=== Job ===
Would you return all of this data exactly, leaving nothing out?

──────────────────────────────

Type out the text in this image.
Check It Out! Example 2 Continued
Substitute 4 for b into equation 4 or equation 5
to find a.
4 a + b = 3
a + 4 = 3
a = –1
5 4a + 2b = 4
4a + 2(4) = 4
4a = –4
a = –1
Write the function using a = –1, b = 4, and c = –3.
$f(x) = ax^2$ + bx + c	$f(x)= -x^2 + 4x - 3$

──────────────────────────────

=== Answer ===
Type out the text in this image.
Check It Out! Example 2 Continued
Substitute 4 for b into equation 4 or equation 5
to find a.
4 a + b = 3
a + 4 = 3
a = –1
5 4a + 2b = 4
4a + 2(4) = 4
4a = –4
a = –1
Write the function using a = –1, b = 4, and c = –3.
$f(x) = ax^2$ + bx + c	$f(x)= -x^2 + 4x - 3$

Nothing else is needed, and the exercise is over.